■ DIRECTIVE ■
Pick out every row below that contains the string "xtick", and copy each of those rows in full.

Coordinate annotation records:
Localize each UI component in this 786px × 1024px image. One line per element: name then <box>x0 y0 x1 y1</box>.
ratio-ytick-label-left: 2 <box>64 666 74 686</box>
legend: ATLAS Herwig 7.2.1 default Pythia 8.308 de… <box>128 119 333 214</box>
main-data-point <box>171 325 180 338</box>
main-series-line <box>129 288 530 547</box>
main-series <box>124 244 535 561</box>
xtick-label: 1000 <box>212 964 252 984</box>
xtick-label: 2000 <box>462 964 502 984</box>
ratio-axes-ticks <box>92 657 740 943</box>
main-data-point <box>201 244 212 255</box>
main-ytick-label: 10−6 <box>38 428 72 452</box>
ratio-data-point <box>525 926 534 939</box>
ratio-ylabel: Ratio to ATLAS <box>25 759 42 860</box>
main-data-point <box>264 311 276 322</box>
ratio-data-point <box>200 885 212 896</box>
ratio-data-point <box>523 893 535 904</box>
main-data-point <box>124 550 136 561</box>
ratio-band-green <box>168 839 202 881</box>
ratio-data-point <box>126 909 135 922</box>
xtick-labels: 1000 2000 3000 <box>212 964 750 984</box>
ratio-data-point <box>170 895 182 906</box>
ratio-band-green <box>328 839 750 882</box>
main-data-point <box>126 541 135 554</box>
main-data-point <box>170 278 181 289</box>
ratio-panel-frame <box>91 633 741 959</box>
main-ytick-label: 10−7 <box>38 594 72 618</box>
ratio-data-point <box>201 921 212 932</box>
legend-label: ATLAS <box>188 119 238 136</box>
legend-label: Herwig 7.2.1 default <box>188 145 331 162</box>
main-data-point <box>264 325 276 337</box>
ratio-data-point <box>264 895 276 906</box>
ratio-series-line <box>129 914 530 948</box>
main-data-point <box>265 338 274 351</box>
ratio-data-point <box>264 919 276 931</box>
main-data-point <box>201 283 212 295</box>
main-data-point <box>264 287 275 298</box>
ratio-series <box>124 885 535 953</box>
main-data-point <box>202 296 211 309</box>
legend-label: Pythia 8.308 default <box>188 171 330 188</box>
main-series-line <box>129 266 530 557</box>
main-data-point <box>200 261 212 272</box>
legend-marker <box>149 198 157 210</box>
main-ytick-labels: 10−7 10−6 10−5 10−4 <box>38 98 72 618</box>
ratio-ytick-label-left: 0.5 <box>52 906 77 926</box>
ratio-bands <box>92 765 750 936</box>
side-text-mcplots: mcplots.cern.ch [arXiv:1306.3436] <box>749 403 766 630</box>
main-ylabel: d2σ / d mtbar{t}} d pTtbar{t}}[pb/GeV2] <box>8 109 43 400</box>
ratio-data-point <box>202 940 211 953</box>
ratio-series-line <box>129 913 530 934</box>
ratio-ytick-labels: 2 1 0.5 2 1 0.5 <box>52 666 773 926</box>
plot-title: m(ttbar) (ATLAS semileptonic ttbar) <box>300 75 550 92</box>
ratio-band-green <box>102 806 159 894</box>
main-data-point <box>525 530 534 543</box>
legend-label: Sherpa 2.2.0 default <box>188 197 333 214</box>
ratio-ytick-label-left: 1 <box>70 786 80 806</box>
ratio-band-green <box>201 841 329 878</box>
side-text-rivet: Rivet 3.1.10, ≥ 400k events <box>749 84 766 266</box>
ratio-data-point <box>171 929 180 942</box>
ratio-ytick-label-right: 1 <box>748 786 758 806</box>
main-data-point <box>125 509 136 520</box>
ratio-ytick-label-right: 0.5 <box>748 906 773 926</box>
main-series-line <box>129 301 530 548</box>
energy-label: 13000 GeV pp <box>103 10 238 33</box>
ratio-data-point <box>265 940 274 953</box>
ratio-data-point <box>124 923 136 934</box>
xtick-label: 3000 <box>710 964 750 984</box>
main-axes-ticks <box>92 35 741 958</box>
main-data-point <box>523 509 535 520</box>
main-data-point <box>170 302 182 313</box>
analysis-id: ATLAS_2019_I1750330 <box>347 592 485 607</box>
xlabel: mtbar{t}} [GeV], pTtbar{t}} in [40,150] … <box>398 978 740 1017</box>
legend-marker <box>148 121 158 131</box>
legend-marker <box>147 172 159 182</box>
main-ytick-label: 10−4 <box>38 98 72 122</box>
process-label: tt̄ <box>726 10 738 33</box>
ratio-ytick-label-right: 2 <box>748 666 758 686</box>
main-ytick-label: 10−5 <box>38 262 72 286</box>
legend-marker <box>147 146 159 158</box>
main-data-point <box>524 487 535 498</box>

■ REPLY TO THE TASK ■
xtick-label: 1000 <box>212 964 252 984</box>
xtick-label: 2000 <box>462 964 502 984</box>
xtick-labels: 1000 2000 3000 <box>212 964 750 984</box>
xtick-label: 3000 <box>710 964 750 984</box>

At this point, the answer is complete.